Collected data
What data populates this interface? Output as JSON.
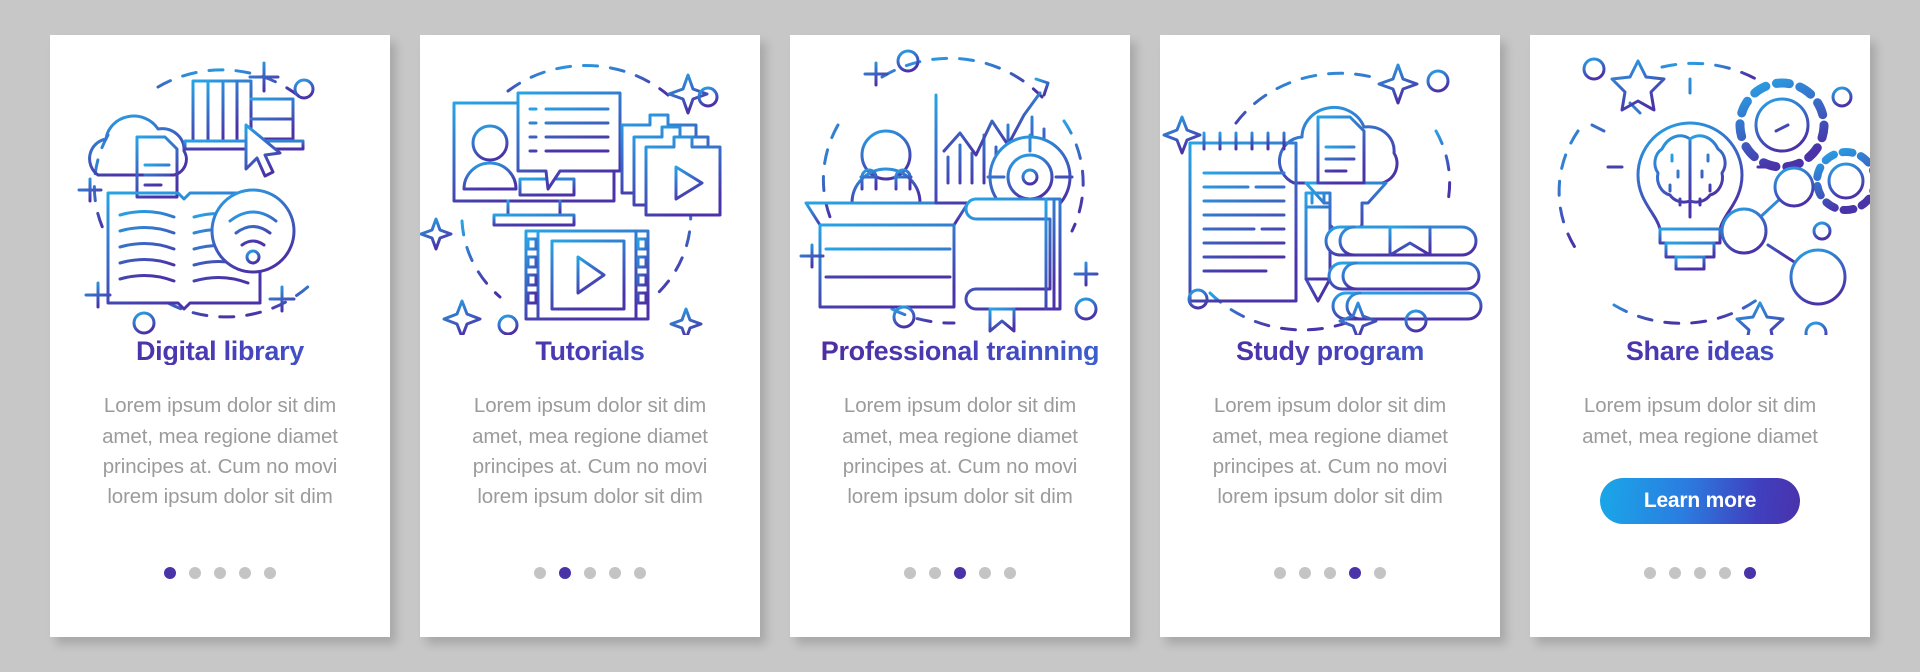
{
  "canvas": {
    "background_color": "#c7c7c7",
    "card_background_color": "#ffffff",
    "title_gradient": [
      "#4f2d9e",
      "#3c5fd0"
    ],
    "body_text_color": "#9b9b9b",
    "dot_active_color": "#4a33a8",
    "dot_inactive_color": "#c4c4c4",
    "illustration_stroke_gradient": [
      "#27a4e6",
      "#4a33a8"
    ]
  },
  "body_text": "Lorem ipsum dolor sit dim amet, mea regione diamet principes at. Cum no movi lorem ipsum dolor sit dim",
  "body_text_short": "Lorem ipsum dolor sit dim amet, mea regione diamet",
  "cards": [
    {
      "title": "Digital library",
      "body": "Lorem ipsum dolor sit dim amet, mea regione diamet principes at. Cum no movi lorem ipsum dolor sit dim",
      "icons": [
        "cloud-icon",
        "document-icon",
        "bookshelf-icon",
        "cursor-icon",
        "open-book-icon",
        "wifi-icon",
        "plus-icon",
        "circle-icon",
        "dashed-circle-icon"
      ],
      "dots": {
        "count": 5,
        "active": 1
      },
      "button": null
    },
    {
      "title": "Tutorials",
      "body": "Lorem ipsum dolor sit dim amet, mea regione diamet principes at. Cum no movi lorem ipsum dolor sit dim",
      "icons": [
        "monitor-icon",
        "user-avatar-icon",
        "speech-bubble-icon",
        "folder-stack-icon",
        "play-icon",
        "film-strip-icon",
        "sparkle-icon",
        "circle-icon",
        "dashed-circle-icon"
      ],
      "dots": {
        "count": 5,
        "active": 2
      },
      "button": null
    },
    {
      "title": "Professional trainning",
      "body": "Lorem ipsum dolor sit dim amet, mea regione diamet principes at. Cum no movi lorem ipsum dolor sit dim",
      "icons": [
        "speaker-podium-icon",
        "microphone-icon",
        "bar-chart-icon",
        "growth-arrow-icon",
        "target-icon",
        "closed-book-icon",
        "bookmark-icon",
        "plus-icon",
        "circle-icon",
        "dashed-circle-icon"
      ],
      "dots": {
        "count": 5,
        "active": 3
      },
      "button": null
    },
    {
      "title": "Study program",
      "body": "Lorem ipsum dolor sit dim amet, mea regione diamet principes at. Cum no movi lorem ipsum dolor sit dim",
      "icons": [
        "spiral-notepad-icon",
        "pencil-icon",
        "cloud-download-icon",
        "document-icon",
        "book-stack-icon",
        "bookmark-icon",
        "sparkle-icon",
        "circle-icon",
        "dashed-circle-icon"
      ],
      "dots": {
        "count": 5,
        "active": 4
      },
      "button": null
    },
    {
      "title": "Share ideas",
      "body": "Lorem ipsum dolor sit dim amet, mea regione diamet",
      "icons": [
        "lightbulb-brain-icon",
        "gear-icon",
        "network-nodes-icon",
        "star-icon",
        "circle-icon",
        "dashed-circle-icon"
      ],
      "dots": {
        "count": 5,
        "active": 5
      },
      "button": {
        "label": "Learn more",
        "gradient": [
          "#19a7e8",
          "#4a32ab"
        ]
      }
    }
  ]
}
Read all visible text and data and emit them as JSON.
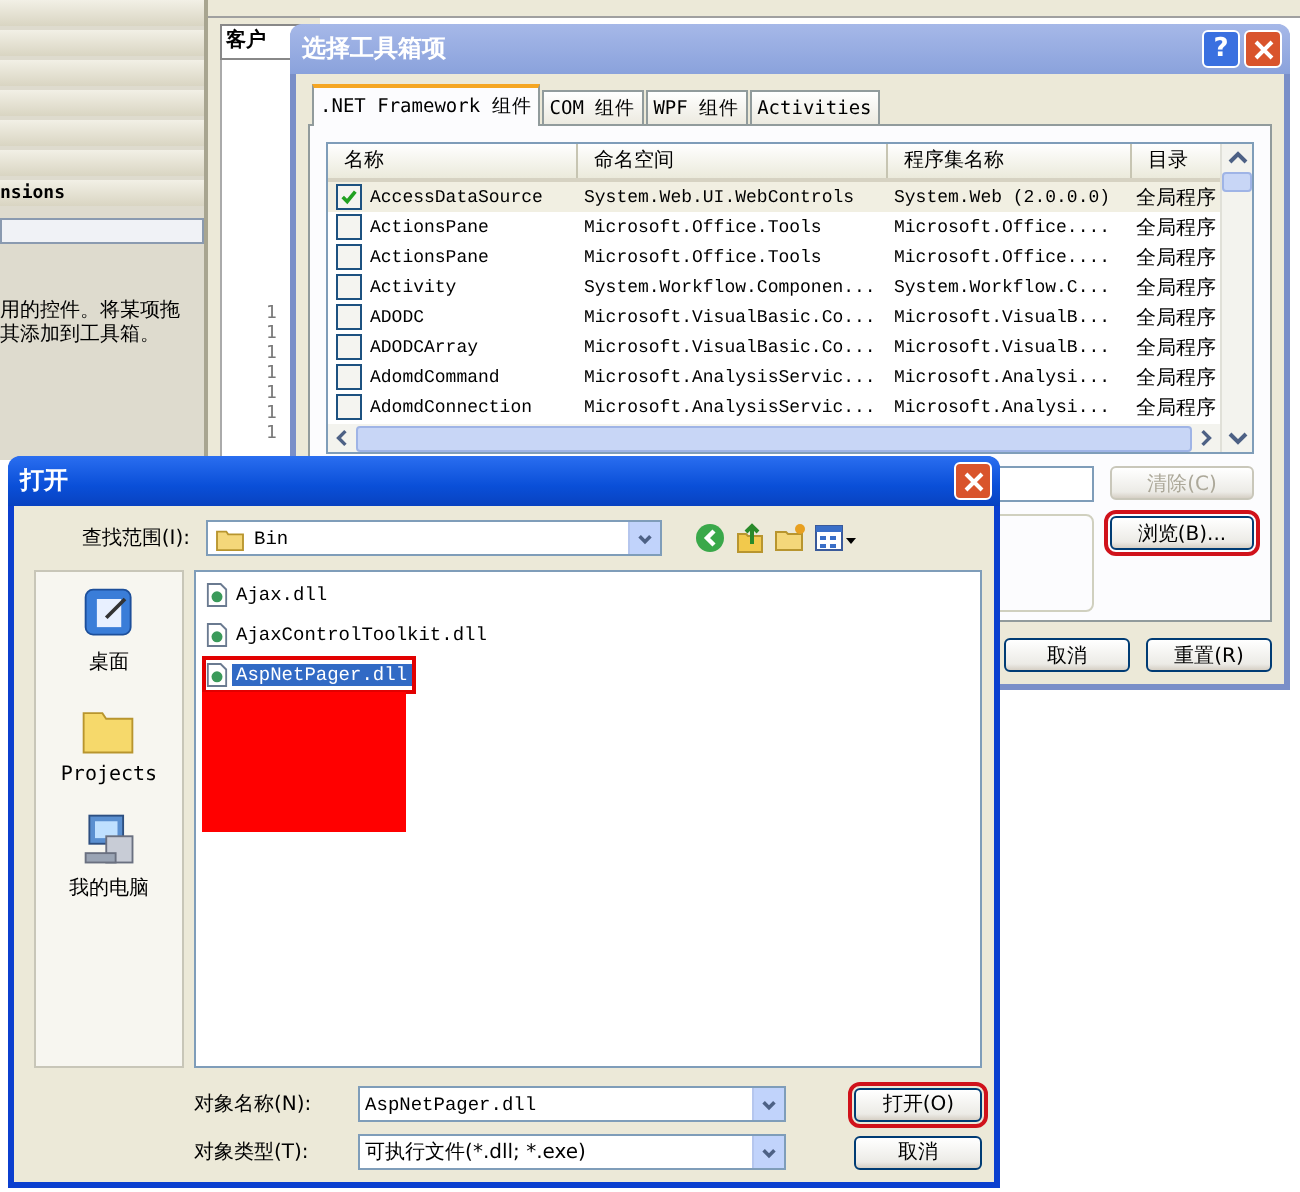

Given task:
Omit the images and transcribe all of the records above word for word.

Solution to the exercise:
What data populates this interface? Output as JSON.
{
  "canvas": {
    "background_color": "#c7c7c7",
    "card_background_color": "#ffffff",
    "title_gradient": [
      "#4f2d9e",
      "#3c5fd0"
    ],
    "body_text_color": "#9b9b9b",
    "dot_active_color": "#4a33a8",
    "dot_inactive_color": "#c4c4c4",
    "illustration_stroke_gradient": [
      "#27a4e6",
      "#4a33a8"
    ]
  },
  "body_text": "Lorem ipsum dolor sit dim amet, mea regione diamet principes at. Cum no movi lorem ipsum dolor sit dim",
  "body_text_short": "Lorem ipsum dolor sit dim amet, mea regione diamet",
  "cards": [
    {
      "title": "Digital library",
      "body": "Lorem ipsum dolor sit dim amet, mea regione diamet principes at. Cum no movi lorem ipsum dolor sit dim",
      "icons": [
        "cloud-icon",
        "document-icon",
        "bookshelf-icon",
        "cursor-icon",
        "open-book-icon",
        "wifi-icon",
        "plus-icon",
        "circle-icon",
        "dashed-circle-icon"
      ],
      "dots": {
        "count": 5,
        "active": 1
      },
      "button": null
    },
    {
      "title": "Tutorials",
      "body": "Lorem ipsum dolor sit dim amet, mea regione diamet principes at. Cum no movi lorem ipsum dolor sit dim",
      "icons": [
        "monitor-icon",
        "user-avatar-icon",
        "speech-bubble-icon",
        "folder-stack-icon",
        "play-icon",
        "film-strip-icon",
        "sparkle-icon",
        "circle-icon",
        "dashed-circle-icon"
      ],
      "dots": {
        "count": 5,
        "active": 2
      },
      "button": null
    },
    {
      "title": "Professional trainning",
      "body": "Lorem ipsum dolor sit dim amet, mea regione diamet principes at. Cum no movi lorem ipsum dolor sit dim",
      "icons": [
        "speaker-podium-icon",
        "microphone-icon",
        "bar-chart-icon",
        "growth-arrow-icon",
        "target-icon",
        "closed-book-icon",
        "bookmark-icon",
        "plus-icon",
        "circle-icon",
        "dashed-circle-icon"
      ],
      "dots": {
        "count": 5,
        "active": 3
      },
      "button": null
    },
    {
      "title": "Study program",
      "body": "Lorem ipsum dolor sit dim amet, mea regione diamet principes at. Cum no movi lorem ipsum dolor sit dim",
      "icons": [
        "spiral-notepad-icon",
        "pencil-icon",
        "cloud-download-icon",
        "document-icon",
        "book-stack-icon",
        "bookmark-icon",
        "sparkle-icon",
        "circle-icon",
        "dashed-circle-icon"
      ],
      "dots": {
        "count": 5,
        "active": 4
      },
      "button": null
    },
    {
      "title": "Share ideas",
      "body": "Lorem ipsum dolor sit dim amet, mea regione diamet",
      "icons": [
        "lightbulb-brain-icon",
        "gear-icon",
        "network-nodes-icon",
        "star-icon",
        "circle-icon",
        "dashed-circle-icon"
      ],
      "dots": {
        "count": 5,
        "active": 5
      },
      "button": {
        "label": "Learn more",
        "gradient": [
          "#19a7e8",
          "#4a32ab"
        ]
      }
    }
  ]
}
Read all visible text and data and emit them as JSON.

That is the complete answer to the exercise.